• Exercise brief:
Transcribe the records that follow exactly. Skip the pictures.

-- BEGIN --

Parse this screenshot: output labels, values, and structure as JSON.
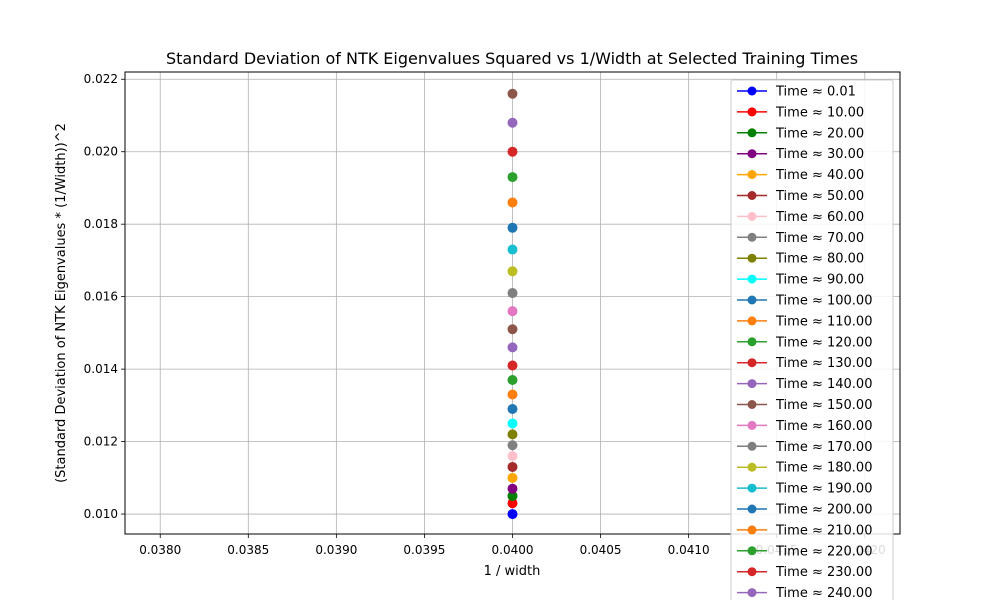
{
  "chart_data": {
    "type": "scatter",
    "title": "Standard Deviation of NTK Eigenvalues Squared vs 1/Width at Selected Training Times",
    "xlabel": "1 / width",
    "ylabel": "(Standard Deviation of NTK Eigenvalues * (1/Width))^2",
    "xlim": [
      0.0378,
      0.0422
    ],
    "ylim": [
      0.00945,
      0.0222
    ],
    "xticks": [
      "0.0380",
      "0.0385",
      "0.0390",
      "0.0395",
      "0.0400",
      "0.0405",
      "0.0410",
      "0.0415",
      "0.0420"
    ],
    "yticks": [
      "0.010",
      "0.012",
      "0.014",
      "0.016",
      "0.018",
      "0.020",
      "0.022"
    ],
    "grid": true,
    "legend_position": "upper-right",
    "x_value": 0.04,
    "series": [
      {
        "name": "Time ≈ 0.01",
        "color": "#0000ff",
        "x": [
          0.04
        ],
        "y": [
          0.01
        ]
      },
      {
        "name": "Time ≈ 10.00",
        "color": "#ff0000",
        "x": [
          0.04
        ],
        "y": [
          0.0103
        ]
      },
      {
        "name": "Time ≈ 20.00",
        "color": "#008000",
        "x": [
          0.04
        ],
        "y": [
          0.0105
        ]
      },
      {
        "name": "Time ≈ 30.00",
        "color": "#800080",
        "x": [
          0.04
        ],
        "y": [
          0.0107
        ]
      },
      {
        "name": "Time ≈ 40.00",
        "color": "#ffa500",
        "x": [
          0.04
        ],
        "y": [
          0.011
        ]
      },
      {
        "name": "Time ≈ 50.00",
        "color": "#a52a2a",
        "x": [
          0.04
        ],
        "y": [
          0.0113
        ]
      },
      {
        "name": "Time ≈ 60.00",
        "color": "#ffc0cb",
        "x": [
          0.04
        ],
        "y": [
          0.0116
        ]
      },
      {
        "name": "Time ≈ 70.00",
        "color": "#808080",
        "x": [
          0.04
        ],
        "y": [
          0.0119
        ]
      },
      {
        "name": "Time ≈ 80.00",
        "color": "#808000",
        "x": [
          0.04
        ],
        "y": [
          0.0122
        ]
      },
      {
        "name": "Time ≈ 90.00",
        "color": "#00ffff",
        "x": [
          0.04
        ],
        "y": [
          0.0125
        ]
      },
      {
        "name": "Time ≈ 100.00",
        "color": "#1f77b4",
        "x": [
          0.04
        ],
        "y": [
          0.0129
        ]
      },
      {
        "name": "Time ≈ 110.00",
        "color": "#ff7f0e",
        "x": [
          0.04
        ],
        "y": [
          0.0133
        ]
      },
      {
        "name": "Time ≈ 120.00",
        "color": "#2ca02c",
        "x": [
          0.04
        ],
        "y": [
          0.0137
        ]
      },
      {
        "name": "Time ≈ 130.00",
        "color": "#d62728",
        "x": [
          0.04
        ],
        "y": [
          0.0141
        ]
      },
      {
        "name": "Time ≈ 140.00",
        "color": "#9467bd",
        "x": [
          0.04
        ],
        "y": [
          0.0146
        ]
      },
      {
        "name": "Time ≈ 150.00",
        "color": "#8c564b",
        "x": [
          0.04
        ],
        "y": [
          0.0151
        ]
      },
      {
        "name": "Time ≈ 160.00",
        "color": "#e377c2",
        "x": [
          0.04
        ],
        "y": [
          0.0156
        ]
      },
      {
        "name": "Time ≈ 170.00",
        "color": "#7f7f7f",
        "x": [
          0.04
        ],
        "y": [
          0.0161
        ]
      },
      {
        "name": "Time ≈ 180.00",
        "color": "#bcbd22",
        "x": [
          0.04
        ],
        "y": [
          0.0167
        ]
      },
      {
        "name": "Time ≈ 190.00",
        "color": "#17becf",
        "x": [
          0.04
        ],
        "y": [
          0.0173
        ]
      },
      {
        "name": "Time ≈ 200.00",
        "color": "#1f77b4",
        "x": [
          0.04
        ],
        "y": [
          0.0179
        ]
      },
      {
        "name": "Time ≈ 210.00",
        "color": "#ff7f0e",
        "x": [
          0.04
        ],
        "y": [
          0.0186
        ]
      },
      {
        "name": "Time ≈ 220.00",
        "color": "#2ca02c",
        "x": [
          0.04
        ],
        "y": [
          0.0193
        ]
      },
      {
        "name": "Time ≈ 230.00",
        "color": "#d62728",
        "x": [
          0.04
        ],
        "y": [
          0.02
        ]
      },
      {
        "name": "Time ≈ 240.00",
        "color": "#9467bd",
        "x": [
          0.04
        ],
        "y": [
          0.0208
        ]
      },
      {
        "name": "",
        "color": "#8c564b",
        "x": [
          0.04
        ],
        "y": [
          0.0216
        ]
      }
    ]
  }
}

-- END --

• Finished task:
Parse this screenshot: output labels, values, and structure as JSON.
{
  "chart_data": {
    "type": "scatter",
    "title": "Standard Deviation of NTK Eigenvalues Squared vs 1/Width at Selected Training Times",
    "xlabel": "1 / width",
    "ylabel": "(Standard Deviation of NTK Eigenvalues * (1/Width))^2",
    "xlim": [
      0.0378,
      0.0422
    ],
    "ylim": [
      0.00945,
      0.0222
    ],
    "xticks": [
      "0.0380",
      "0.0385",
      "0.0390",
      "0.0395",
      "0.0400",
      "0.0405",
      "0.0410",
      "0.0415",
      "0.0420"
    ],
    "yticks": [
      "0.010",
      "0.012",
      "0.014",
      "0.016",
      "0.018",
      "0.020",
      "0.022"
    ],
    "grid": true,
    "legend_position": "upper-right",
    "x_value": 0.04,
    "series": [
      {
        "name": "Time ≈ 0.01",
        "color": "#0000ff",
        "x": [
          0.04
        ],
        "y": [
          0.01
        ]
      },
      {
        "name": "Time ≈ 10.00",
        "color": "#ff0000",
        "x": [
          0.04
        ],
        "y": [
          0.0103
        ]
      },
      {
        "name": "Time ≈ 20.00",
        "color": "#008000",
        "x": [
          0.04
        ],
        "y": [
          0.0105
        ]
      },
      {
        "name": "Time ≈ 30.00",
        "color": "#800080",
        "x": [
          0.04
        ],
        "y": [
          0.0107
        ]
      },
      {
        "name": "Time ≈ 40.00",
        "color": "#ffa500",
        "x": [
          0.04
        ],
        "y": [
          0.011
        ]
      },
      {
        "name": "Time ≈ 50.00",
        "color": "#a52a2a",
        "x": [
          0.04
        ],
        "y": [
          0.0113
        ]
      },
      {
        "name": "Time ≈ 60.00",
        "color": "#ffc0cb",
        "x": [
          0.04
        ],
        "y": [
          0.0116
        ]
      },
      {
        "name": "Time ≈ 70.00",
        "color": "#808080",
        "x": [
          0.04
        ],
        "y": [
          0.0119
        ]
      },
      {
        "name": "Time ≈ 80.00",
        "color": "#808000",
        "x": [
          0.04
        ],
        "y": [
          0.0122
        ]
      },
      {
        "name": "Time ≈ 90.00",
        "color": "#00ffff",
        "x": [
          0.04
        ],
        "y": [
          0.0125
        ]
      },
      {
        "name": "Time ≈ 100.00",
        "color": "#1f77b4",
        "x": [
          0.04
        ],
        "y": [
          0.0129
        ]
      },
      {
        "name": "Time ≈ 110.00",
        "color": "#ff7f0e",
        "x": [
          0.04
        ],
        "y": [
          0.0133
        ]
      },
      {
        "name": "Time ≈ 120.00",
        "color": "#2ca02c",
        "x": [
          0.04
        ],
        "y": [
          0.0137
        ]
      },
      {
        "name": "Time ≈ 130.00",
        "color": "#d62728",
        "x": [
          0.04
        ],
        "y": [
          0.0141
        ]
      },
      {
        "name": "Time ≈ 140.00",
        "color": "#9467bd",
        "x": [
          0.04
        ],
        "y": [
          0.0146
        ]
      },
      {
        "name": "Time ≈ 150.00",
        "color": "#8c564b",
        "x": [
          0.04
        ],
        "y": [
          0.0151
        ]
      },
      {
        "name": "Time ≈ 160.00",
        "color": "#e377c2",
        "x": [
          0.04
        ],
        "y": [
          0.0156
        ]
      },
      {
        "name": "Time ≈ 170.00",
        "color": "#7f7f7f",
        "x": [
          0.04
        ],
        "y": [
          0.0161
        ]
      },
      {
        "name": "Time ≈ 180.00",
        "color": "#bcbd22",
        "x": [
          0.04
        ],
        "y": [
          0.0167
        ]
      },
      {
        "name": "Time ≈ 190.00",
        "color": "#17becf",
        "x": [
          0.04
        ],
        "y": [
          0.0173
        ]
      },
      {
        "name": "Time ≈ 200.00",
        "color": "#1f77b4",
        "x": [
          0.04
        ],
        "y": [
          0.0179
        ]
      },
      {
        "name": "Time ≈ 210.00",
        "color": "#ff7f0e",
        "x": [
          0.04
        ],
        "y": [
          0.0186
        ]
      },
      {
        "name": "Time ≈ 220.00",
        "color": "#2ca02c",
        "x": [
          0.04
        ],
        "y": [
          0.0193
        ]
      },
      {
        "name": "Time ≈ 230.00",
        "color": "#d62728",
        "x": [
          0.04
        ],
        "y": [
          0.02
        ]
      },
      {
        "name": "Time ≈ 240.00",
        "color": "#9467bd",
        "x": [
          0.04
        ],
        "y": [
          0.0208
        ]
      },
      {
        "name": "",
        "color": "#8c564b",
        "x": [
          0.04
        ],
        "y": [
          0.0216
        ]
      }
    ]
  }
}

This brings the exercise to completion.